Job ▸ In the records below, count every line containing "content". Reply with the number only.

Record list ▸
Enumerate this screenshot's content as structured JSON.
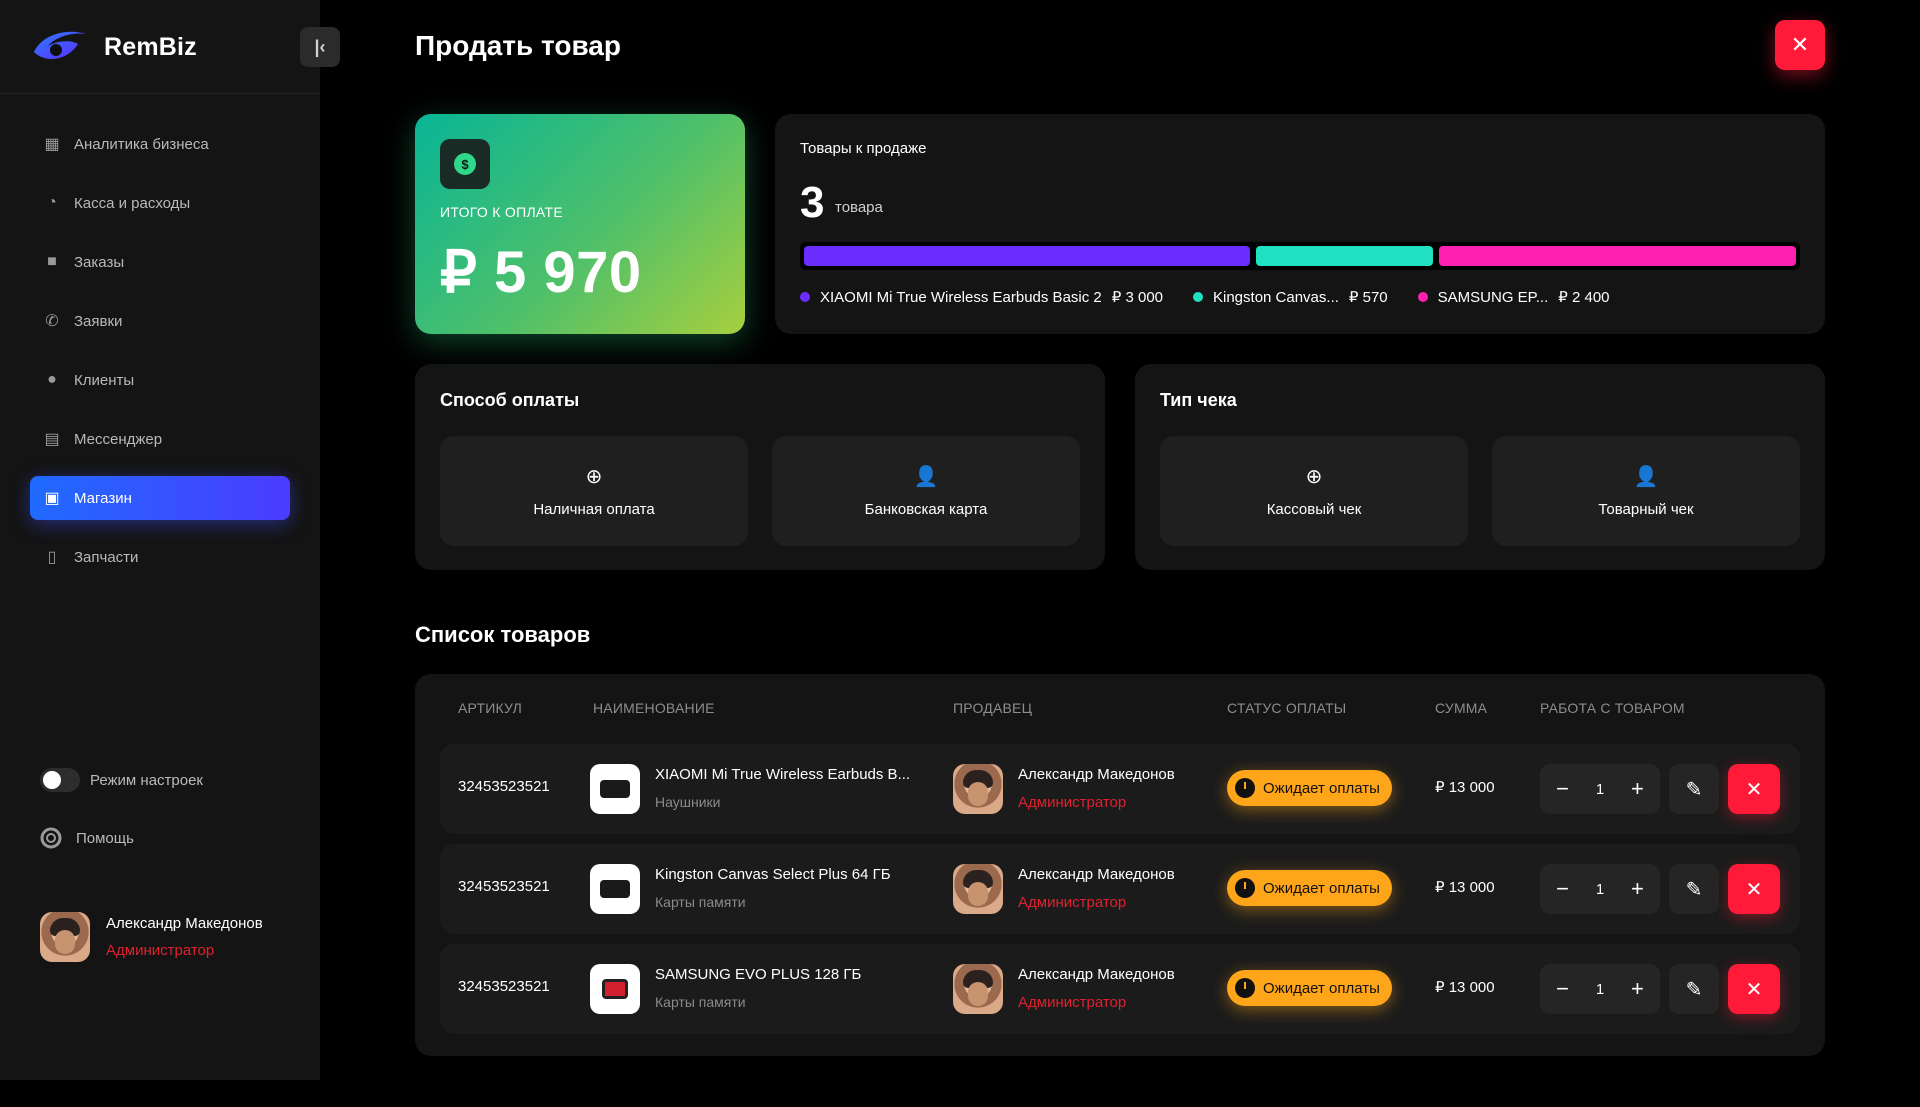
{
  "app": {
    "name": "RemBiz",
    "colors": {
      "accent": "#3a4dff",
      "danger": "#ff1a3a",
      "warning": "#ffa51a",
      "success_start": "#08b596",
      "success_end": "#a7cf3e"
    }
  },
  "sidebar": {
    "items": [
      {
        "label": "Аналитика бизнеса",
        "icon": "dashboard-icon"
      },
      {
        "label": "Касса и расходы",
        "icon": "pie-chart-icon"
      },
      {
        "label": "Заказы",
        "icon": "briefcase-icon"
      },
      {
        "label": "Заявки",
        "icon": "phone-icon"
      },
      {
        "label": "Клиенты",
        "icon": "person-icon"
      },
      {
        "label": "Мессенджер",
        "icon": "chat-icon"
      },
      {
        "label": "Магазин",
        "icon": "shopping-bag-icon",
        "active": true
      },
      {
        "label": "Запчасти",
        "icon": "device-icon"
      }
    ],
    "settings_mode": "Режим настроек",
    "help": "Помощь",
    "user": {
      "name": "Александр Македонов",
      "role": "Администратор"
    }
  },
  "main": {
    "title": "Продать товар",
    "total": {
      "label": "ИТОГО К ОПЛАТЕ",
      "amount": "₽ 5 970"
    },
    "goods": {
      "title": "Товары к продаже",
      "count": "3",
      "unit": "товара",
      "items": [
        {
          "name": "XIAOMI Mi True Wireless Earbuds Basic 2",
          "price": "₽ 3 000",
          "value": 3000,
          "color": "#6a2cff"
        },
        {
          "name": "Kingston Canvas...",
          "price": "₽ 570",
          "value": 570,
          "color": "#1fe0c0"
        },
        {
          "name": "SAMSUNG EP...",
          "price": "₽ 2 400",
          "value": 2400,
          "color": "#ff1fb0"
        }
      ]
    },
    "payment": {
      "title": "Способ оплаты",
      "options": [
        {
          "label": "Наличная оплата",
          "icon": "plus-circle-icon"
        },
        {
          "label": "Банковская карта",
          "icon": "user-check-icon"
        }
      ]
    },
    "receipt": {
      "title": "Тип чека",
      "options": [
        {
          "label": "Кассовый чек",
          "icon": "plus-circle-icon"
        },
        {
          "label": "Товарный чек",
          "icon": "user-check-icon"
        }
      ]
    },
    "list": {
      "title": "Список товаров",
      "columns": [
        "АРТИКУЛ",
        "НАИМЕНОВАНИЕ",
        "ПРОДАВЕЦ",
        "СТАТУС ОПЛАТЫ",
        "СУММА",
        "РАБОТА С ТОВАРОМ"
      ],
      "rows": [
        {
          "sku": "32453523521",
          "name": "XIAOMI Mi True Wireless Earbuds B...",
          "category": "Наушники",
          "seller": "Александр Македонов",
          "seller_role": "Администратор",
          "status": "Ожидает оплаты",
          "sum": "₽ 13 000",
          "qty": "1"
        },
        {
          "sku": "32453523521",
          "name": "Kingston Canvas Select Plus 64 ГБ",
          "category": "Карты памяти",
          "seller": "Александр Македонов",
          "seller_role": "Администратор",
          "status": "Ожидает оплаты",
          "sum": "₽ 13 000",
          "qty": "1"
        },
        {
          "sku": "32453523521",
          "name": "SAMSUNG EVO PLUS 128 ГБ",
          "category": "Карты памяти",
          "seller": "Александр Македонов",
          "seller_role": "Администратор",
          "status": "Ожидает оплаты",
          "sum": "₽ 13 000",
          "qty": "1"
        }
      ]
    }
  }
}
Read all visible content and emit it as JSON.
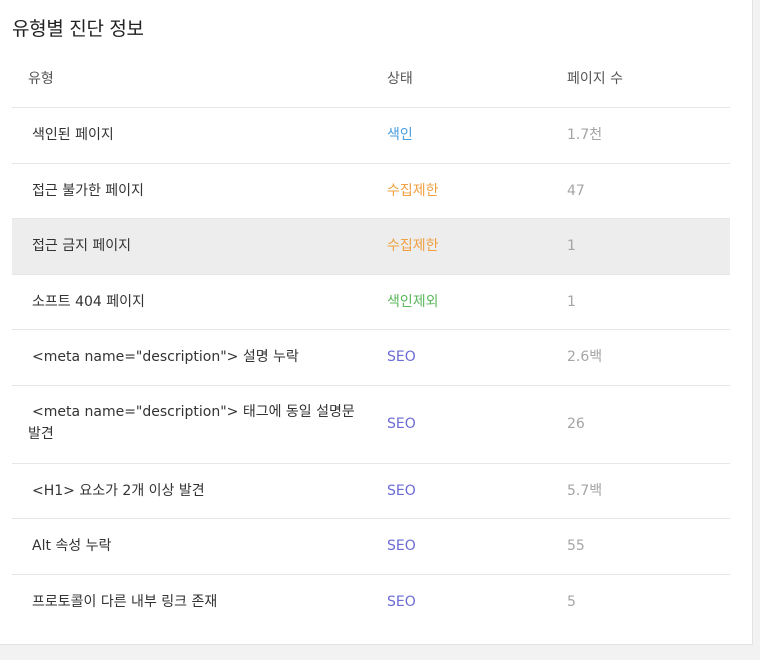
{
  "page_title": "유형별 진단 정보",
  "table": {
    "headers": [
      "유형",
      "상태",
      "페이지 수"
    ],
    "rows": [
      {
        "type": "색인된 페이지",
        "status": "색인",
        "status_color": "#4a9ede",
        "count": "1.7천"
      },
      {
        "type": "접근 불가한 페이지",
        "status": "수집제한",
        "status_color": "#f0a040",
        "count": "47"
      },
      {
        "type": "접근 금지 페이지",
        "status": "수집제한",
        "status_color": "#f0a040",
        "count": "1",
        "highlighted": true
      },
      {
        "type": "소프트 404 페이지",
        "status": "색인제외",
        "status_color": "#5cb85c",
        "count": "1"
      },
      {
        "type": "<meta name=\"description\"> 설명 누락",
        "status": "SEO",
        "status_color": "#6b6bd6",
        "count": "2.6백"
      },
      {
        "type": "<meta name=\"description\"> 태그에 동일 설명문 발견",
        "status": "SEO",
        "status_color": "#6b6bd6",
        "count": "26"
      },
      {
        "type": "<H1> 요소가 2개 이상 발견",
        "status": "SEO",
        "status_color": "#6b6bd6",
        "count": "5.7백"
      },
      {
        "type": "Alt 속성 누락",
        "status": "SEO",
        "status_color": "#6b6bd6",
        "count": "55"
      },
      {
        "type": "프로토콜이 다른 내부 링크 존재",
        "status": "SEO",
        "status_color": "#6b6bd6",
        "count": "5"
      }
    ]
  }
}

Output below ▸ 2